* AIM OF THE EXERCISE: Gather each line containing the string "będzie" from these entries.

[Start of SOURCE RECORDS]

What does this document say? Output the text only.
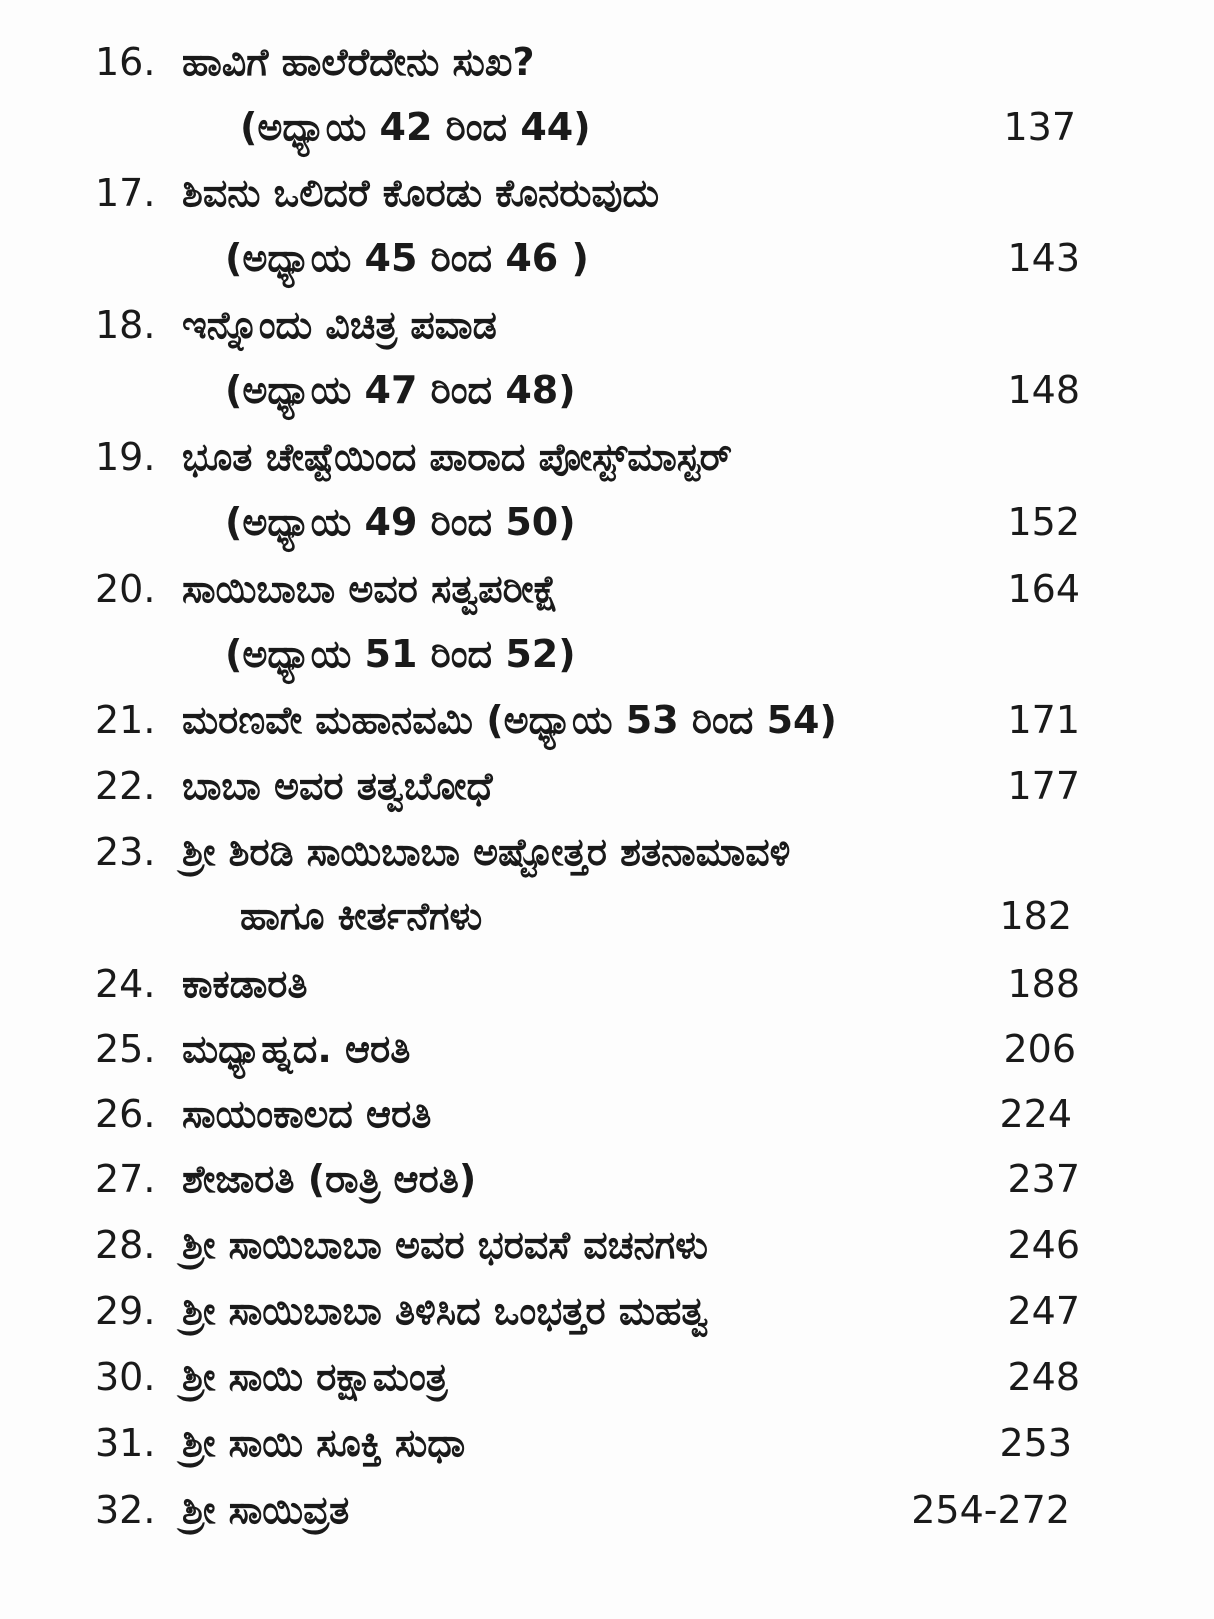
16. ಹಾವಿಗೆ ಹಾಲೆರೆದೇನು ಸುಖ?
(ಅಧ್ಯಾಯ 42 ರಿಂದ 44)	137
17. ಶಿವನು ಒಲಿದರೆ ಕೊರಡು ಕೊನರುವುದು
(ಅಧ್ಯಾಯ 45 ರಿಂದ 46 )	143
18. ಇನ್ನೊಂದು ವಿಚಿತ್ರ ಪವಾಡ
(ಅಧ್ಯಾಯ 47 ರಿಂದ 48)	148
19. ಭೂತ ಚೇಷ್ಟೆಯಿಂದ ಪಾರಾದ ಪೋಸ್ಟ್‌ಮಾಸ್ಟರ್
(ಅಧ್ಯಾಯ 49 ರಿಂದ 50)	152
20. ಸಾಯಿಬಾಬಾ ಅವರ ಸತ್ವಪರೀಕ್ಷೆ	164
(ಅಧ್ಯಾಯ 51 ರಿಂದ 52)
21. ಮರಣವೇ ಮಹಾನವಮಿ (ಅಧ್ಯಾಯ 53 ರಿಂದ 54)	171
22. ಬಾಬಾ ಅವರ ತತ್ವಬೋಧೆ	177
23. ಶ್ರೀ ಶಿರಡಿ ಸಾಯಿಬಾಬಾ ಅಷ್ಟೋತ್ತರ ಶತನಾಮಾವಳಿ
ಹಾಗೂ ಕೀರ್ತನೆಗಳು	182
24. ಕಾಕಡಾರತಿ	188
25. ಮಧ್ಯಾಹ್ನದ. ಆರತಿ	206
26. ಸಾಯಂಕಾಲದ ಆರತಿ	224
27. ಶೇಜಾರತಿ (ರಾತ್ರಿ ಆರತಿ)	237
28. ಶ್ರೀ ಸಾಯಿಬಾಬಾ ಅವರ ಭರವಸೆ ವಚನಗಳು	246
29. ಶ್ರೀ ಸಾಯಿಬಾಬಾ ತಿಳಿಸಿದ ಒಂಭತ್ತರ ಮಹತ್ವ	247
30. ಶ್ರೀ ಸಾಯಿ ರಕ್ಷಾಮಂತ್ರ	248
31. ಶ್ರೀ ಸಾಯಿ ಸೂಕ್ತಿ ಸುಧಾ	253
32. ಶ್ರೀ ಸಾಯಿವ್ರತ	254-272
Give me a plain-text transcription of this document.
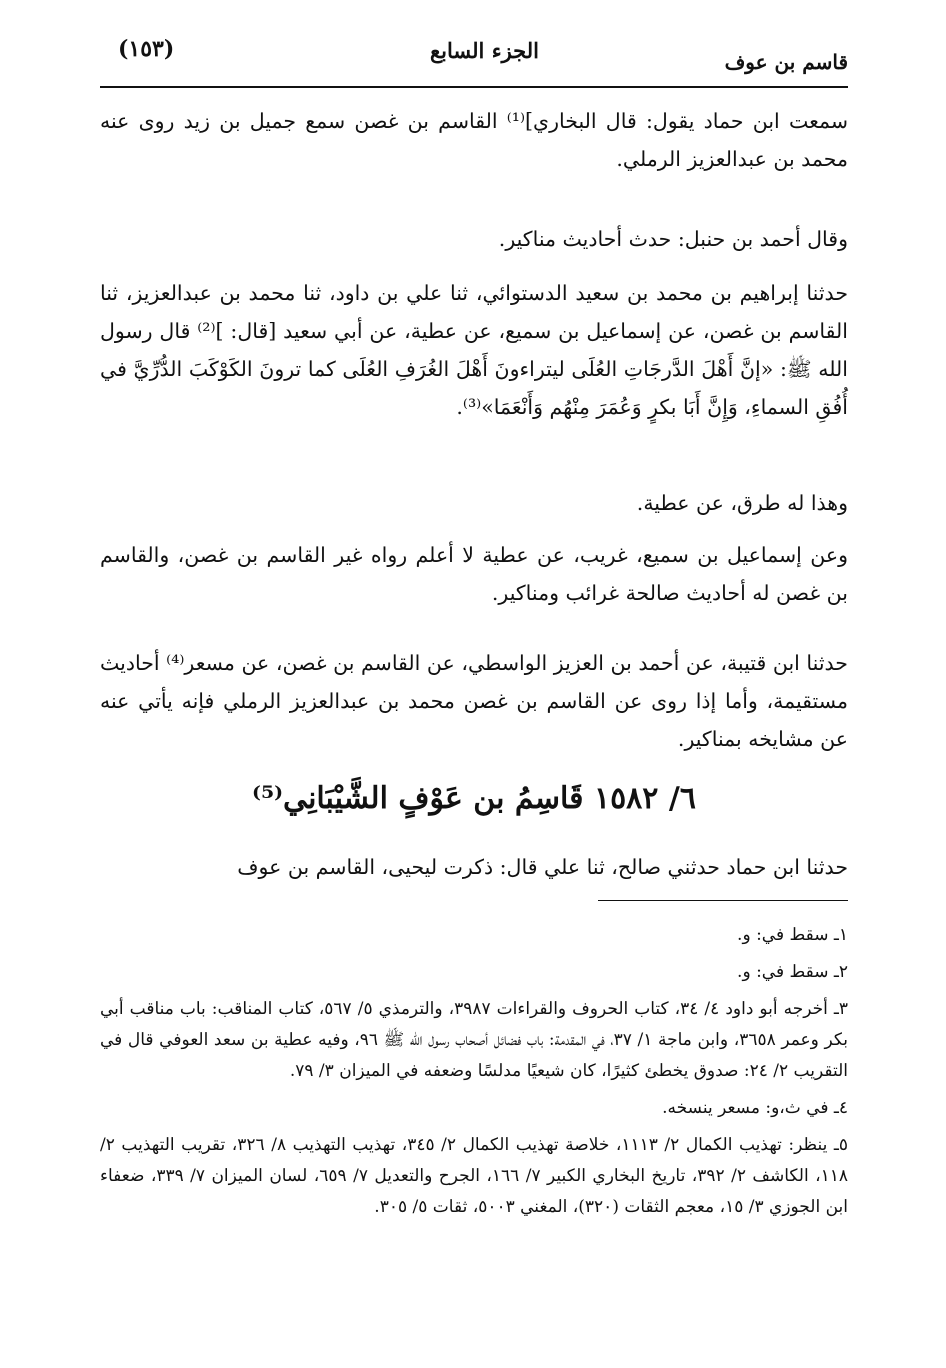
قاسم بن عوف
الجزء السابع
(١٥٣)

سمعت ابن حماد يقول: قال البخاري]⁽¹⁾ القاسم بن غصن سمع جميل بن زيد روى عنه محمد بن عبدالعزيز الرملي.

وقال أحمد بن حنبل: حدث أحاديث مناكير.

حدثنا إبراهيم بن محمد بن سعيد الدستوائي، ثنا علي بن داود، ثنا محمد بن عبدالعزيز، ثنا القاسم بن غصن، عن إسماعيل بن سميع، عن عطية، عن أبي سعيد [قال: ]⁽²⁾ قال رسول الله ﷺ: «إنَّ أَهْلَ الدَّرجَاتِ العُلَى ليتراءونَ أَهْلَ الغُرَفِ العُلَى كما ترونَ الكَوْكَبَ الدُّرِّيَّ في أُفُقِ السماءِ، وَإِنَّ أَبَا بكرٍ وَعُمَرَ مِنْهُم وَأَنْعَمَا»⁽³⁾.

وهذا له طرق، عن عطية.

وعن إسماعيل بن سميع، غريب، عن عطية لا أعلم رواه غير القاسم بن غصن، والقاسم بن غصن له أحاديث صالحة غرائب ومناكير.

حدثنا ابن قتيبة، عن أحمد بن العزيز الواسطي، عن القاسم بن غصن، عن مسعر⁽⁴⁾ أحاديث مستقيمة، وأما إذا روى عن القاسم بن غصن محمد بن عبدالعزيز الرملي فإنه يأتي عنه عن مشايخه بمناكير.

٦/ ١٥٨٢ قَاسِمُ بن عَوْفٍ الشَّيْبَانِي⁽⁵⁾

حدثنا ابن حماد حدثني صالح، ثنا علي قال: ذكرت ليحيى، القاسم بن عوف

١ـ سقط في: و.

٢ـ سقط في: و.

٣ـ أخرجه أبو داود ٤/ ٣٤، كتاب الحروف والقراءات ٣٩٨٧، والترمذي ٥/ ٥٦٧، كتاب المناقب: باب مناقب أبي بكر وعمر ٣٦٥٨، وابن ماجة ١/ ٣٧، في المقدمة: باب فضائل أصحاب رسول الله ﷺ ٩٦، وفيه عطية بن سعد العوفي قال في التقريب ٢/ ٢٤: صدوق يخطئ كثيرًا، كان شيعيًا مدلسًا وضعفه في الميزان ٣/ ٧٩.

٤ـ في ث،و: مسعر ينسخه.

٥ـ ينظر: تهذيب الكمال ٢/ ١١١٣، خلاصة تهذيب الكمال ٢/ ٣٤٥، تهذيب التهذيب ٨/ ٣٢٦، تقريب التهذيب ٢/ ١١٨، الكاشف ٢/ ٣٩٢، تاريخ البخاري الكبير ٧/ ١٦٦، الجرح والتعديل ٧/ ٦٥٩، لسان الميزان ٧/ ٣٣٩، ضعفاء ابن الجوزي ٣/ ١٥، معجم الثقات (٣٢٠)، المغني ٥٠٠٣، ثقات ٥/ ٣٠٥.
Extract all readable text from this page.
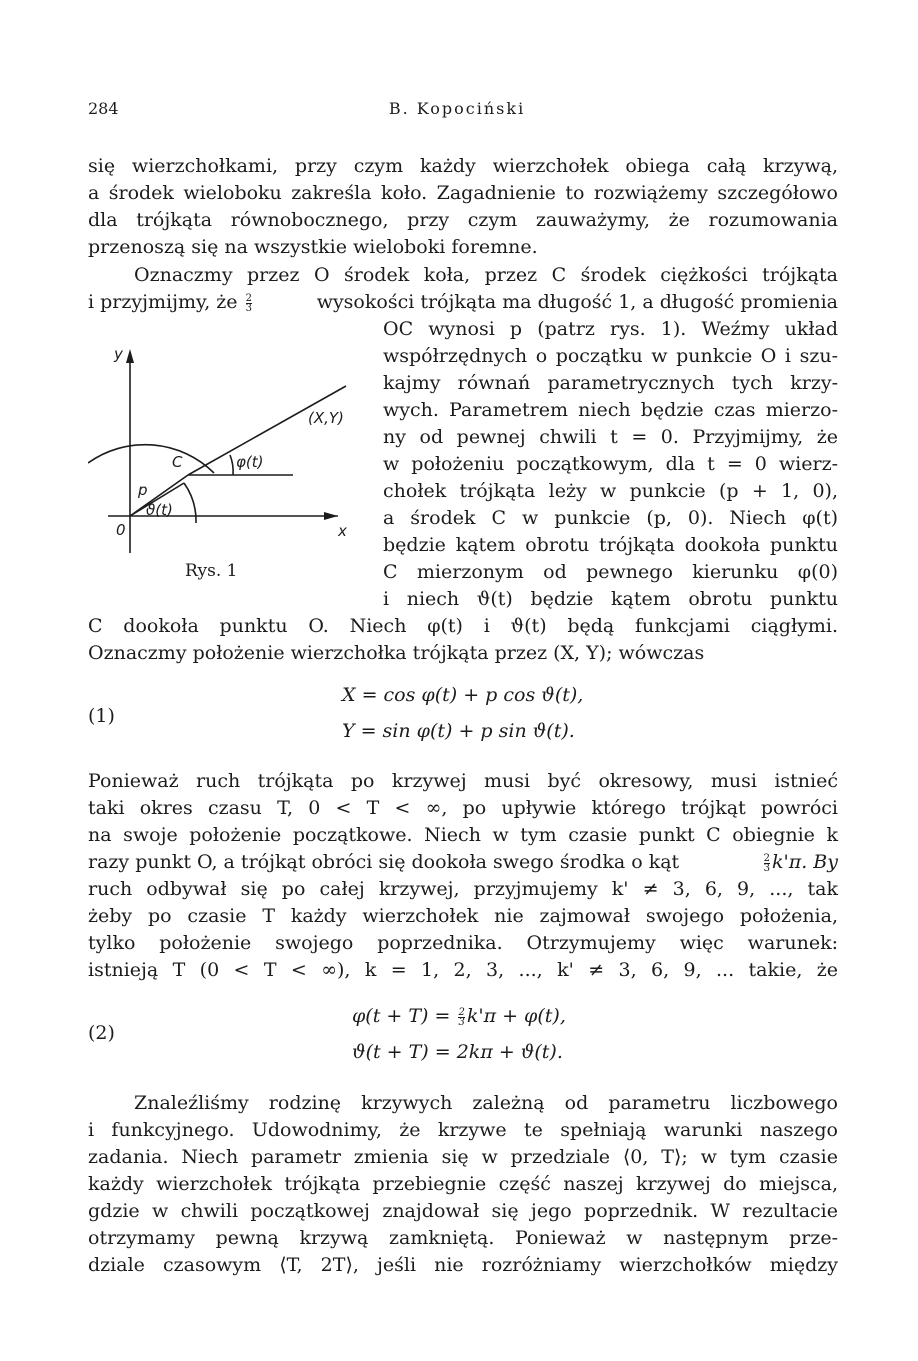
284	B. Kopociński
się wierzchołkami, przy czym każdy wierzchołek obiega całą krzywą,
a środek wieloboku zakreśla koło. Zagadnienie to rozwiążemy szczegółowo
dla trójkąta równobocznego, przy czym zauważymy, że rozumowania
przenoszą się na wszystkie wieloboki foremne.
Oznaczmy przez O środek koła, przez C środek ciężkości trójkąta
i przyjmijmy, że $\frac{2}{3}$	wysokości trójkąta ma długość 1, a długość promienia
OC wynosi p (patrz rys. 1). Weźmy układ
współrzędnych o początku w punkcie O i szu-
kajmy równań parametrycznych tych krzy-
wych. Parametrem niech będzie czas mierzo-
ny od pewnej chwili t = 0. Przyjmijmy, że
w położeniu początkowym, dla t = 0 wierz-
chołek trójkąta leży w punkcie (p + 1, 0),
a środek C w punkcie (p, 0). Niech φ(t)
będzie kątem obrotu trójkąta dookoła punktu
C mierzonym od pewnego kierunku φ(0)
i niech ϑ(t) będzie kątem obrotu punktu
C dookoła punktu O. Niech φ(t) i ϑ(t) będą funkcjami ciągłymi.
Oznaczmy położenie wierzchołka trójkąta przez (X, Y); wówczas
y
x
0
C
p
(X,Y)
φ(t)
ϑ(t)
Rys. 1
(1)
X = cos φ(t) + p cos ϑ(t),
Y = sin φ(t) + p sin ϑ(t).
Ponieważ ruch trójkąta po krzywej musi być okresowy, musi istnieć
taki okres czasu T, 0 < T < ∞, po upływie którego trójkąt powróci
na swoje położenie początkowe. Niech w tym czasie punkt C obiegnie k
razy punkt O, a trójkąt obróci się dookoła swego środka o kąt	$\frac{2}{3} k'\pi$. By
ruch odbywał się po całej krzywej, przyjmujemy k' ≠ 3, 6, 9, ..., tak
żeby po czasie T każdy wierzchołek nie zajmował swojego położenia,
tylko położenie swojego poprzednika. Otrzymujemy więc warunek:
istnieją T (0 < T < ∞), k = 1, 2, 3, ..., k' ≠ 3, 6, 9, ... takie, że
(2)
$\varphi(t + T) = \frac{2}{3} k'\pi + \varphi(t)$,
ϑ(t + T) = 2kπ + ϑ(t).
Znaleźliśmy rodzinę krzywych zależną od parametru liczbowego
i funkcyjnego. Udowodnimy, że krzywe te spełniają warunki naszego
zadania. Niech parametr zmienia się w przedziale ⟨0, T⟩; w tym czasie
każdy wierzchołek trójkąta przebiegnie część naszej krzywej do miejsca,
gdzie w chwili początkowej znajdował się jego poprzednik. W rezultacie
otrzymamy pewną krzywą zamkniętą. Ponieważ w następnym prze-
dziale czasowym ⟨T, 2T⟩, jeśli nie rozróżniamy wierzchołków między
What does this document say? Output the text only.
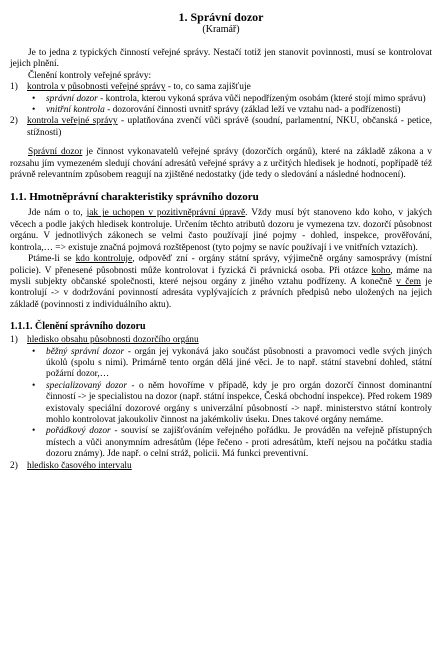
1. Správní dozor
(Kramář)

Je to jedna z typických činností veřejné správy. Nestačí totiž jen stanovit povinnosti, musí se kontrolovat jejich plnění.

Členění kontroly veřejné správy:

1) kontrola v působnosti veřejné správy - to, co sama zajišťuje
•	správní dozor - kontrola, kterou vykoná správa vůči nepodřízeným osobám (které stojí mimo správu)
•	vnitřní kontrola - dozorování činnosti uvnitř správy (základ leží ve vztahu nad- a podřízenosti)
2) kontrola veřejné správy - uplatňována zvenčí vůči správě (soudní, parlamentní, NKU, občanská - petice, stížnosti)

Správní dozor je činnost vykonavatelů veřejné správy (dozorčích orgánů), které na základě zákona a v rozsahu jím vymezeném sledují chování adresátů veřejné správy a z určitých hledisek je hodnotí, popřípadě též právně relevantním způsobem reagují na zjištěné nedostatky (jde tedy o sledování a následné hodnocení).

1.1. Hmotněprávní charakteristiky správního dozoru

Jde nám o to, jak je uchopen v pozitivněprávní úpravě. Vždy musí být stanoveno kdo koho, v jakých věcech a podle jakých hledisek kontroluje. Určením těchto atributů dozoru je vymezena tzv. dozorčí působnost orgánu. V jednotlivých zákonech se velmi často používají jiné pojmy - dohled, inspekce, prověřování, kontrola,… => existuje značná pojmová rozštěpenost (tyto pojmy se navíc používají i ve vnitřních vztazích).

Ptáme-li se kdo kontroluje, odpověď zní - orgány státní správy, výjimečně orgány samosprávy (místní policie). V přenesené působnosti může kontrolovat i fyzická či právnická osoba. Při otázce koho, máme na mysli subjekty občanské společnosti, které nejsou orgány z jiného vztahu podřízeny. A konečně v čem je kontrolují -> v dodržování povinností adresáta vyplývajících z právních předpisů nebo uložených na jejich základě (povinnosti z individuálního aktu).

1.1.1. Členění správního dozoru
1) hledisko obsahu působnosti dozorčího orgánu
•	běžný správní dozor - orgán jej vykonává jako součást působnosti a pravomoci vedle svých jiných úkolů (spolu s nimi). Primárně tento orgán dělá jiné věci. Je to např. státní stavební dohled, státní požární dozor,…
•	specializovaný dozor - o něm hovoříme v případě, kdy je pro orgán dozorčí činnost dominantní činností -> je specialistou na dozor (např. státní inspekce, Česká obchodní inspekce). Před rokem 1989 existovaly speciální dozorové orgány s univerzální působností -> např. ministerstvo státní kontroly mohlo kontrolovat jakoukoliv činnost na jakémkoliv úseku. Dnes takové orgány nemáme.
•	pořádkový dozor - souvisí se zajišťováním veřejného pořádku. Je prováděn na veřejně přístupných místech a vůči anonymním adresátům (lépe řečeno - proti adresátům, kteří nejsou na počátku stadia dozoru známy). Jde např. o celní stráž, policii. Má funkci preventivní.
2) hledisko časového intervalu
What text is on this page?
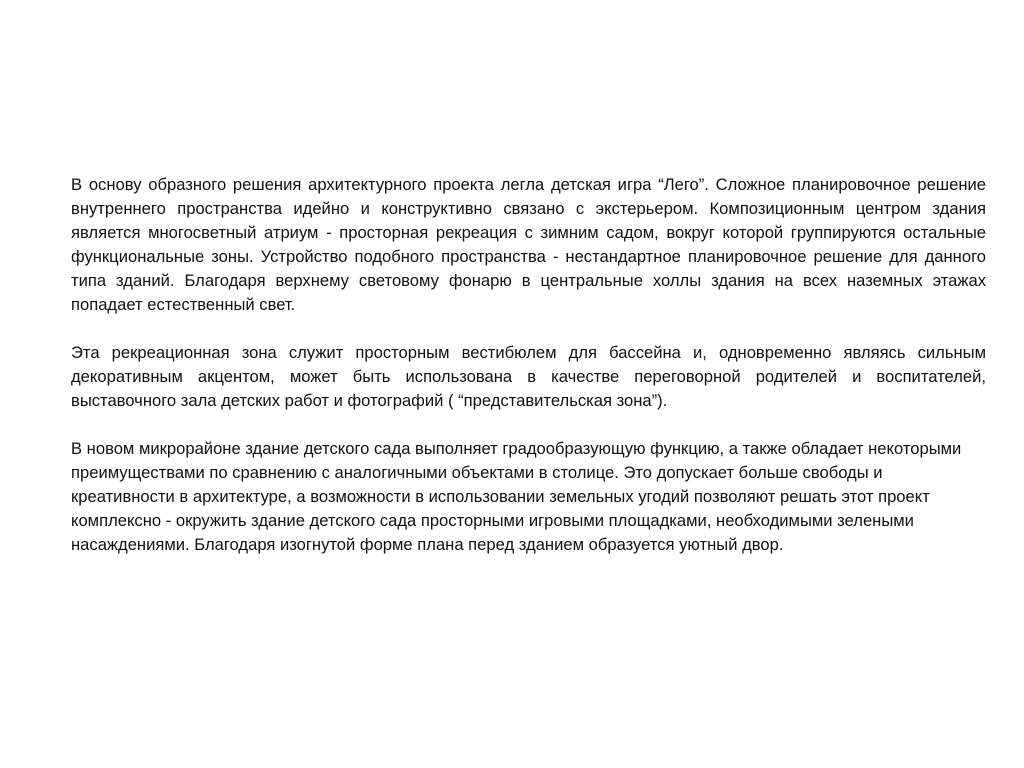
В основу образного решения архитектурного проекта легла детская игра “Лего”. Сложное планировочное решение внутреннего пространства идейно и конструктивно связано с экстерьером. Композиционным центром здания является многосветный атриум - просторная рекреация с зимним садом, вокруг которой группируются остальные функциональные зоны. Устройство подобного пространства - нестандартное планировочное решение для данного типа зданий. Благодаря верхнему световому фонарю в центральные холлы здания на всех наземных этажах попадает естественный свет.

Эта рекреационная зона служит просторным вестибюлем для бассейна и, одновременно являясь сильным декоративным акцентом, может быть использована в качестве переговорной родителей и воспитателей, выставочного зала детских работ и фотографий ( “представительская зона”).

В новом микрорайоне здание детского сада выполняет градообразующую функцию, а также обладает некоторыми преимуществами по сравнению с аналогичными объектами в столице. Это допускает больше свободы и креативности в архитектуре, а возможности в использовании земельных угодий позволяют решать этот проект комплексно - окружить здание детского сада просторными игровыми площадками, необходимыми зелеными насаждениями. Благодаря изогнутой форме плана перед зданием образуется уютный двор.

[End of SOURCE RECORDS]

* THE OUTPUT:
wych. Parametrem niech będzie czas mierzo-
będzie kątem obrotu trójkąta dookoła punktu
i niech ϑ(t) będzie kątem obrotu punktu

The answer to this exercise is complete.